Englobamento no Orçamento do Estado

A elaboração do Orçamento do Estado revela muito mais sobre os partidos do que qualquer soundbite, debate-relâmpago ou tarja-circense. As posições das várias forças políticas ficam particularmente evidentes aquando das votações das propostas de alteração.

Das propostas que visaram a alteração do Código do Imposto sobre o Rendimento das pessoas Singulares (CIRS), focar-me-ei apenas nas três que são relativas ao artigo 22º — ao englobamento. É, admitidamente, um assunto obscuro. É, também, muito importante, visto este artigo do CIRS ser capaz de redistribuir muitos milhões de euros. Para além disso, o englobamento constitui uma pista fortíssima sobre que interesses verdadeiramente movem cada grupo parlamentar.

O IRS é calculado com base nos rendimentos auferidos ao longo do ano. Para a enorme maioria das pessoas, o rendimento advém principalmente do seu trabalho ou da sua pensão. Mas existem diversas fontes de rendimento: os aforradores recebem juros pelos seus depósitos bancários (ou Certificados do Tesouro); os senhorios cobram rendas; os acionistas embolsam dividendos; e os especuladores capitalizam as mais-valias. Tudo isto é contabilizado.

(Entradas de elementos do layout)
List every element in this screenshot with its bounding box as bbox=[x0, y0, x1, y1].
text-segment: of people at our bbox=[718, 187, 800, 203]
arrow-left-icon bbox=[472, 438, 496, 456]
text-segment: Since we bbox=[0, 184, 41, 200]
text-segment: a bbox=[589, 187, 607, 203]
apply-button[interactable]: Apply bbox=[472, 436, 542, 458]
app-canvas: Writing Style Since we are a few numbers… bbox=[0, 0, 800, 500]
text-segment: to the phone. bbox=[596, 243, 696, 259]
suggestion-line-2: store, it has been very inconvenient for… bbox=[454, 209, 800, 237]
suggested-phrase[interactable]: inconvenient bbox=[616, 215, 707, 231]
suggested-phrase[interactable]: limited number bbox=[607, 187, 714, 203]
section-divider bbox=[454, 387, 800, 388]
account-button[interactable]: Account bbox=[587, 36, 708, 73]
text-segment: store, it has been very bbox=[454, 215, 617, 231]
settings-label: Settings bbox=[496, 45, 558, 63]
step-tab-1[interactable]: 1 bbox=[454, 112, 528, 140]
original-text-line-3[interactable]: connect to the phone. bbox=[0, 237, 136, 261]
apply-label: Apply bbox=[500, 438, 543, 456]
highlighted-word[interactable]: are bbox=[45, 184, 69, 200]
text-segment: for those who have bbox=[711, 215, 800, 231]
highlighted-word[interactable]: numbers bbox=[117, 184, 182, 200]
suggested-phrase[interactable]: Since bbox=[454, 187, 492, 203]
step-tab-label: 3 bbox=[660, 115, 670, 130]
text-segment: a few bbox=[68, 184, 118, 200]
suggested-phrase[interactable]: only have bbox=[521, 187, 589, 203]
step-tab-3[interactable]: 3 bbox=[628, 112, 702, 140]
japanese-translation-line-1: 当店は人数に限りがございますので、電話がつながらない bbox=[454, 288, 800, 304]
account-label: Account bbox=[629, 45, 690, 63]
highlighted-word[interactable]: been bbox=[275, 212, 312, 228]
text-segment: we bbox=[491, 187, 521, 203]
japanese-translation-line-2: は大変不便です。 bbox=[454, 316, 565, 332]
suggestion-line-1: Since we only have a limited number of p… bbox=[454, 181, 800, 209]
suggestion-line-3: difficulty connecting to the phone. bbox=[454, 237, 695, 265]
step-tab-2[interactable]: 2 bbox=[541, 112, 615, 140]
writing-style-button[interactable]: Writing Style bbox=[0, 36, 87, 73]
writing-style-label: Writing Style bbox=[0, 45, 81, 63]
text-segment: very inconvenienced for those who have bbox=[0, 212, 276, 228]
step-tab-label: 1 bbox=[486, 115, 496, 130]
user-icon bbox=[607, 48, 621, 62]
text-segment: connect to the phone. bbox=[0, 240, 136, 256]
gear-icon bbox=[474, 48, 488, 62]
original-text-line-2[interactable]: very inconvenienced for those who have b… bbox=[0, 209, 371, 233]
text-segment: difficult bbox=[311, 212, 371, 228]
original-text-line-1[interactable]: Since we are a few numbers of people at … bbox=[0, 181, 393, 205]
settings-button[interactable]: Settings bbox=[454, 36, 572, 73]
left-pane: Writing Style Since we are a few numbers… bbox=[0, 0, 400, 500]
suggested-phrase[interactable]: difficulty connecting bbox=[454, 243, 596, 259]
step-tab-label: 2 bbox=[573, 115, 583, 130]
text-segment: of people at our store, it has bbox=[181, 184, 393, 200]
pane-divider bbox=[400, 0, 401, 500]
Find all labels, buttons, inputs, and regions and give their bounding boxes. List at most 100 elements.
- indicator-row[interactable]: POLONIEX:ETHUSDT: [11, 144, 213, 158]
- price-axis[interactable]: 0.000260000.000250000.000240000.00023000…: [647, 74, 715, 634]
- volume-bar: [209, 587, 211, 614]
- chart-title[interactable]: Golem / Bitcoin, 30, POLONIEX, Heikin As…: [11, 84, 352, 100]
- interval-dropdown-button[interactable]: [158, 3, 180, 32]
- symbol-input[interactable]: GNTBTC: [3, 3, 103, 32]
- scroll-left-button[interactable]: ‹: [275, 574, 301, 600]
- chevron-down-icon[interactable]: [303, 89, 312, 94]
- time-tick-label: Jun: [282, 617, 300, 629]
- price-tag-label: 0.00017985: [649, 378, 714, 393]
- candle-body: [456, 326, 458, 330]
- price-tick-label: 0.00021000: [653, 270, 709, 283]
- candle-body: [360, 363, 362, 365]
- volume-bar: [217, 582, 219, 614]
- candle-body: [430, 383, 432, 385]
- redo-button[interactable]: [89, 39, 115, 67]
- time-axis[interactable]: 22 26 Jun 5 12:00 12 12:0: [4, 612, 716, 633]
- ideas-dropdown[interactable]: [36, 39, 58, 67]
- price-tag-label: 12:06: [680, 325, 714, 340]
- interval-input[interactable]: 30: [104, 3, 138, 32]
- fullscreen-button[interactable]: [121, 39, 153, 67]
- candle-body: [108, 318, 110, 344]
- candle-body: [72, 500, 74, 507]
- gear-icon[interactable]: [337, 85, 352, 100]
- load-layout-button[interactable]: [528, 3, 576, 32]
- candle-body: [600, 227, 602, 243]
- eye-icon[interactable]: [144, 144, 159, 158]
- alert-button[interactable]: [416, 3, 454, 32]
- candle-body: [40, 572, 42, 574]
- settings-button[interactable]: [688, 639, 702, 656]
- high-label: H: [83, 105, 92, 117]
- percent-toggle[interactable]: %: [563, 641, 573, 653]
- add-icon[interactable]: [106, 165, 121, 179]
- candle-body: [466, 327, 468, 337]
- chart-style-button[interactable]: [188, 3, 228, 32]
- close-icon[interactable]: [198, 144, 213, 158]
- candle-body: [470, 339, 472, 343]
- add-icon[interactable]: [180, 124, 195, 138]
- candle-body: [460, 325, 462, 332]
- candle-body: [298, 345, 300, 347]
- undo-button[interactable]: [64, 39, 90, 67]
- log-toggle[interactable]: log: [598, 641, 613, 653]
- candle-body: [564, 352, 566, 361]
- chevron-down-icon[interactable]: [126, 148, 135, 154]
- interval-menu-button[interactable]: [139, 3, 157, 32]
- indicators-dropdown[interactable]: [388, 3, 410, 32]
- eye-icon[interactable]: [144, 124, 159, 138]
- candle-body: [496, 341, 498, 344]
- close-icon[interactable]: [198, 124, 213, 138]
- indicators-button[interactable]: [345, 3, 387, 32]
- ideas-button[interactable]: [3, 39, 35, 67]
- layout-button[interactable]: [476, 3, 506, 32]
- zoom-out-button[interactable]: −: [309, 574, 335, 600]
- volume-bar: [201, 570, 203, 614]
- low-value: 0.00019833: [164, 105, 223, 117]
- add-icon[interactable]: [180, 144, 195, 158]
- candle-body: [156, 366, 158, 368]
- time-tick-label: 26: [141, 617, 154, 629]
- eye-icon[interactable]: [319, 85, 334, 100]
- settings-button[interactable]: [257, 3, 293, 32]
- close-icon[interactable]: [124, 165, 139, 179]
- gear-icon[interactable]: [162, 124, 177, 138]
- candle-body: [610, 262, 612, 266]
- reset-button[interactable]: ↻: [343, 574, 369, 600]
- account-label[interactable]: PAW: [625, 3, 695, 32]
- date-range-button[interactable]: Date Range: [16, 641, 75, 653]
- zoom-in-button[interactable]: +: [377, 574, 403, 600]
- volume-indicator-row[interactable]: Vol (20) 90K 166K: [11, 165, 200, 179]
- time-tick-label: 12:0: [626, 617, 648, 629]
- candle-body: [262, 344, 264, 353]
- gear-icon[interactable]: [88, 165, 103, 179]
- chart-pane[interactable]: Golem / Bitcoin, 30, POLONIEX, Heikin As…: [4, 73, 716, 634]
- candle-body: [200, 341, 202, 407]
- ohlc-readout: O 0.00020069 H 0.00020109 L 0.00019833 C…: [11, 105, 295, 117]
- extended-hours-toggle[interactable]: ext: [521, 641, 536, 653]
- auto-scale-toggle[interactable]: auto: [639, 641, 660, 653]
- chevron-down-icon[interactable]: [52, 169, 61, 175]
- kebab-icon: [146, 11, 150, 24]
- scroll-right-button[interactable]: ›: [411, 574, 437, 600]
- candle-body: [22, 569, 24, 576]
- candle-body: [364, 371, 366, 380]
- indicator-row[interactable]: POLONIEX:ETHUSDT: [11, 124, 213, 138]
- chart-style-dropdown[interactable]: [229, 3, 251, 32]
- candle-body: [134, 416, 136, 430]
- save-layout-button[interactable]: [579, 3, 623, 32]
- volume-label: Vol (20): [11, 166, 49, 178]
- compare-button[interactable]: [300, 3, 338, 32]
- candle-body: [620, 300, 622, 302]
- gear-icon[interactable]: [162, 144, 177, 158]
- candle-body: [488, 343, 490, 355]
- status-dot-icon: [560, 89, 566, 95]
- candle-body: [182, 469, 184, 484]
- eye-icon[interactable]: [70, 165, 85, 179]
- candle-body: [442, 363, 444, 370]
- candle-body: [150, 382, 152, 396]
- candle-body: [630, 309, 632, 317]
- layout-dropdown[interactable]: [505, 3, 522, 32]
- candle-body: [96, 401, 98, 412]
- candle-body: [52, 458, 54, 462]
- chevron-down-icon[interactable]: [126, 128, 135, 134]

Objetivo :: Extrai o texto sobre o englobamento no Orçamento do Estado, do título à última frase, sem mudar uma palavra.

Resposta certa ::
Englobamento no Orçamento do Estado

A elaboração do Orçamento do Estado revela muito mais sobre os partidos do que qualquer soundbite, debate-relâmpago ou tarja-circense. As posições das várias forças políticas ficam particularmente evidentes aquando das votações das propostas de alteração.

Das propostas que visaram a alteração do Código do Imposto sobre o Rendimento das pessoas Singulares (CIRS), focar-me-ei apenas nas três que são relativas ao artigo 22º — ao englobamento. É, admitidamente, um assunto obscuro. É, também, muito importante, visto este artigo do CIRS ser capaz de redistribuir muitos milhões de euros. Para além disso, o englobamento constitui uma pista fortíssima sobre que interesses verdadeiramente movem cada grupo parlamentar.

O IRS é calculado com base nos rendimentos auferidos ao longo do ano. Para a enorme maioria das pessoas, o rendimento advém principalmente do seu trabalho ou da sua pensão. Mas existem diversas fontes de rendimento: os aforradores recebem juros pelos seus depósitos bancários (ou Certificados do Tesouro); os senhorios cobram rendas; os acionistas embolsam dividendos; e os especuladores capitalizam as mais-valias. Tudo isto é contabilizado.